Return every line of the data below that includes the string "observado".

— BEGIN Data provided —

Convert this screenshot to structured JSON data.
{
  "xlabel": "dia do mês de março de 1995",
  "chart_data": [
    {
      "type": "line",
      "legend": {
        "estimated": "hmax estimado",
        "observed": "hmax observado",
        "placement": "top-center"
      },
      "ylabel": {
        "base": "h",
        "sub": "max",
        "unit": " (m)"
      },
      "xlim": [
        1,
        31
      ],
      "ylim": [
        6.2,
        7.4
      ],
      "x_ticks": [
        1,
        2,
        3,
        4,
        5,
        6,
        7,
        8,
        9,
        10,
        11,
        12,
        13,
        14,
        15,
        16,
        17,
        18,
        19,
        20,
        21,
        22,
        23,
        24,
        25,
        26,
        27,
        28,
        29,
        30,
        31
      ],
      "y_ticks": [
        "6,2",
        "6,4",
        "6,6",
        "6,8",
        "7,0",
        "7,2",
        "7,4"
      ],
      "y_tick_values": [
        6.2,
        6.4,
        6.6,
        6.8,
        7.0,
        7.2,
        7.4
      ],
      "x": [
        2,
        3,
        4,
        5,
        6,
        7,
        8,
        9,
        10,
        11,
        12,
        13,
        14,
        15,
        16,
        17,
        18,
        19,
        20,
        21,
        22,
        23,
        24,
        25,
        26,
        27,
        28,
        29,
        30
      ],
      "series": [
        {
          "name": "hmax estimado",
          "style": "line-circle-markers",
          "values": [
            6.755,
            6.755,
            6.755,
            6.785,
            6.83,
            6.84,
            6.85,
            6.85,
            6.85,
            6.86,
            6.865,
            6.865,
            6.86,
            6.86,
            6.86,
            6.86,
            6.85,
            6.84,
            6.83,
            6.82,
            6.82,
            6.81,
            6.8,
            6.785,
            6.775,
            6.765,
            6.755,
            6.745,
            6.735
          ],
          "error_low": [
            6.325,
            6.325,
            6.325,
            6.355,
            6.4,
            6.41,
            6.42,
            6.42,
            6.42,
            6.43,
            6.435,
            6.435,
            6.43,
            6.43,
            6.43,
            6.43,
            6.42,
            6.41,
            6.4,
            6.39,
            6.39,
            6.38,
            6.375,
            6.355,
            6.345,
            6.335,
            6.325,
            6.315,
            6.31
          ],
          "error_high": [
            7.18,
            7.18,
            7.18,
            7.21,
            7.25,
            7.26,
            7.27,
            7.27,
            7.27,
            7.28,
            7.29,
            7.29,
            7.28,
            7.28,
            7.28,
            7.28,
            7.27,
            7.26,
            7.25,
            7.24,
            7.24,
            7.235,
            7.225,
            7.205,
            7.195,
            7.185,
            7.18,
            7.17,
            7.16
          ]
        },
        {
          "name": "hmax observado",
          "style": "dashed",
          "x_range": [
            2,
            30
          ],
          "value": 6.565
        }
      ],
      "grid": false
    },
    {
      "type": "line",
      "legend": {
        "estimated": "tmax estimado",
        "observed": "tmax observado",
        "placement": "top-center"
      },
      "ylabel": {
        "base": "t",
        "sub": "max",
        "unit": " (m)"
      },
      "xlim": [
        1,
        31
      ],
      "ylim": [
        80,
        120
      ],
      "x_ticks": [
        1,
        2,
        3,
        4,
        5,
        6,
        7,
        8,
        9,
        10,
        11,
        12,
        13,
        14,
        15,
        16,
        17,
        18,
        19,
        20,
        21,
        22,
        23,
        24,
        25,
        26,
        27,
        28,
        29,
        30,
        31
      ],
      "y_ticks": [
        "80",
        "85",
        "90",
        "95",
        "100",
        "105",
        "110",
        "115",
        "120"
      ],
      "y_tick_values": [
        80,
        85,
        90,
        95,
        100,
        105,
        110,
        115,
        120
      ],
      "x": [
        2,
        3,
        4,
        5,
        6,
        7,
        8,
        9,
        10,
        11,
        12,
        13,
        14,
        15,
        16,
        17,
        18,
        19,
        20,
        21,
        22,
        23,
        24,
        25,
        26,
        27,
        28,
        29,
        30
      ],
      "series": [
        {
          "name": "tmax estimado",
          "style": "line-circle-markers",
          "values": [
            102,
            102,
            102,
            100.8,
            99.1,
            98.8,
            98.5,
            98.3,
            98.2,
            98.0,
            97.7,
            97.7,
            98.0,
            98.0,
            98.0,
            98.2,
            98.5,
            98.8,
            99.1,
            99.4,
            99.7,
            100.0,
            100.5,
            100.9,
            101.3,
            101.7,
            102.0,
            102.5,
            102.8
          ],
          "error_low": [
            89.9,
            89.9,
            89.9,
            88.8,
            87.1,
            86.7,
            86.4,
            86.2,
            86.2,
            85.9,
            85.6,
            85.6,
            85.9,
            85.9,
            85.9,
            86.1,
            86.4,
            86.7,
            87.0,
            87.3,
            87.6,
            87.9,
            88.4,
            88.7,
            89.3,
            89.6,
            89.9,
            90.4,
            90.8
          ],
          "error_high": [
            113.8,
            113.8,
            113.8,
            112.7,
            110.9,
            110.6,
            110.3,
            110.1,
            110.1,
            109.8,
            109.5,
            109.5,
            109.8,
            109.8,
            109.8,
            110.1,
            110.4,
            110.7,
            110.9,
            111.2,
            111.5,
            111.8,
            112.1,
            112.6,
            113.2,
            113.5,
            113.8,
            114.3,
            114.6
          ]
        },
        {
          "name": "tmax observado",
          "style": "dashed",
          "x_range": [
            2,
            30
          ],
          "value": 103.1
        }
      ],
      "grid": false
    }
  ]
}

— END Data provided —

**Result of the task**
        "observed": "hmax observado",
          "name": "hmax observado",
        "observed": "tmax observado",
          "name": "tmax observado",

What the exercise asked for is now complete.